Request:
Reproduce the data exactly.

Stored records:
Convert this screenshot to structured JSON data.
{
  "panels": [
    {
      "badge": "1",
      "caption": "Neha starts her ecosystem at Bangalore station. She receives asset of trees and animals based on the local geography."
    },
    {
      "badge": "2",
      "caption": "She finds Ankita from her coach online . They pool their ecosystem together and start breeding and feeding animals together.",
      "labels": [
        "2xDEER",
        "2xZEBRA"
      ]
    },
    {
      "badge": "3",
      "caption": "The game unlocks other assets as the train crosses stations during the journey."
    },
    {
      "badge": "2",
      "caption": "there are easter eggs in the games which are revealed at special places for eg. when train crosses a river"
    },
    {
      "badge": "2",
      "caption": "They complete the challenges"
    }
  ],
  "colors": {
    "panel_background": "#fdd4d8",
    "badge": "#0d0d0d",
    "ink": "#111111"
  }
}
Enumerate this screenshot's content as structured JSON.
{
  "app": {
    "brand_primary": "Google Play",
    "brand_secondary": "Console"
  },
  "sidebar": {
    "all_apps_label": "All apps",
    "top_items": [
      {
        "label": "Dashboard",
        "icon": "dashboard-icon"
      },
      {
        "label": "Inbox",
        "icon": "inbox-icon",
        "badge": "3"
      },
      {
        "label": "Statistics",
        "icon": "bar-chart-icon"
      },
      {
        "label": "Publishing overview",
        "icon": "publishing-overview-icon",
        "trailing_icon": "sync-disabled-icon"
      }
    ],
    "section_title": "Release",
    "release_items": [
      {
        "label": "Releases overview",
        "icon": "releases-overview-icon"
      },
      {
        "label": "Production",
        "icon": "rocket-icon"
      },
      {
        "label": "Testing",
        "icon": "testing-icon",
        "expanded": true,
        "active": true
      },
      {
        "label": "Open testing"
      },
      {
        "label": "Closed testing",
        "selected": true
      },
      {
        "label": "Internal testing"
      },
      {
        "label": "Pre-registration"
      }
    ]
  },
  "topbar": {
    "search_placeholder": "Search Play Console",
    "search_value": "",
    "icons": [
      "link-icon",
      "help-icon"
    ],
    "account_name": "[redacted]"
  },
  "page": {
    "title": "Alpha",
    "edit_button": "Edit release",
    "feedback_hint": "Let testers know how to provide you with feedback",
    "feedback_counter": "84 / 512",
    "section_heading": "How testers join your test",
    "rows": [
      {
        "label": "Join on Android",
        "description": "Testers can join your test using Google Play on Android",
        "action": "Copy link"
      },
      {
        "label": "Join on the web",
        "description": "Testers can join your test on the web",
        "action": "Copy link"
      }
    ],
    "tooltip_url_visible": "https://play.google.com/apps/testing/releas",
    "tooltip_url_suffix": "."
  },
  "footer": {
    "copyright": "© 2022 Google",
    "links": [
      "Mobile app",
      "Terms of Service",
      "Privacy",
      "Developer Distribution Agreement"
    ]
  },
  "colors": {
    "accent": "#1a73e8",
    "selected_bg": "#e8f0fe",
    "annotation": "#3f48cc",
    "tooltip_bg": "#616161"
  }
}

Expected answer:
Convert this screenshot to structured JSON data.
{
  "panels": [
    {
      "badge": "1",
      "caption": "Neha starts her ecosystem at Bangalore station. She receives asset of trees and animals based on the local geography."
    },
    {
      "badge": "2",
      "caption": "She finds Ankita from her coach online . They pool their ecosystem together and start breeding and feeding animals together.",
      "labels": [
        "2xDEER",
        "2xZEBRA"
      ]
    },
    {
      "badge": "3",
      "caption": "The game unlocks other assets as the train crosses stations during the journey."
    },
    {
      "badge": "2",
      "caption": "there are easter eggs in the games which are revealed at special places for eg. when train crosses a river"
    },
    {
      "badge": "2",
      "caption": "They complete the challenges"
    }
  ],
  "colors": {
    "panel_background": "#fdd4d8",
    "badge": "#0d0d0d",
    "ink": "#111111"
  }
}
Enumerate this screenshot's content as structured JSON.
{
  "app": {
    "brand_primary": "Google Play",
    "brand_secondary": "Console"
  },
  "sidebar": {
    "all_apps_label": "All apps",
    "top_items": [
      {
        "label": "Dashboard",
        "icon": "dashboard-icon"
      },
      {
        "label": "Inbox",
        "icon": "inbox-icon",
        "badge": "3"
      },
      {
        "label": "Statistics",
        "icon": "bar-chart-icon"
      },
      {
        "label": "Publishing overview",
        "icon": "publishing-overview-icon",
        "trailing_icon": "sync-disabled-icon"
      }
    ],
    "section_title": "Release",
    "release_items": [
      {
        "label": "Releases overview",
        "icon": "releases-overview-icon"
      },
      {
        "label": "Production",
        "icon": "rocket-icon"
      },
      {
        "label": "Testing",
        "icon": "testing-icon",
        "expanded": true,
        "active": true
      },
      {
        "label": "Open testing"
      },
      {
        "label": "Closed testing",
        "selected": true
      },
      {
        "label": "Internal testing"
      },
      {
        "label": "Pre-registration"
      }
    ]
  },
  "topbar": {
    "search_placeholder": "Search Play Console",
    "search_value": "",
    "icons": [
      "link-icon",
      "help-icon"
    ],
    "account_name": "[redacted]"
  },
  "page": {
    "title": "Alpha",
    "edit_button": "Edit release",
    "feedback_hint": "Let testers know how to provide you with feedback",
    "feedback_counter": "84 / 512",
    "section_heading": "How testers join your test",
    "rows": [
      {
        "label": "Join on Android",
        "description": "Testers can join your test using Google Play on Android",
        "action": "Copy link"
      },
      {
        "label": "Join on the web",
        "description": "Testers can join your test on the web",
        "action": "Copy link"
      }
    ],
    "tooltip_url_visible": "https://play.google.com/apps/testing/releas",
    "tooltip_url_suffix": "."
  },
  "footer": {
    "copyright": "© 2022 Google",
    "links": [
      "Mobile app",
      "Terms of Service",
      "Privacy",
      "Developer Distribution Agreement"
    ]
  },
  "colors": {
    "accent": "#1a73e8",
    "selected_bg": "#e8f0fe",
    "annotation": "#3f48cc",
    "tooltip_bg": "#616161"
  }
}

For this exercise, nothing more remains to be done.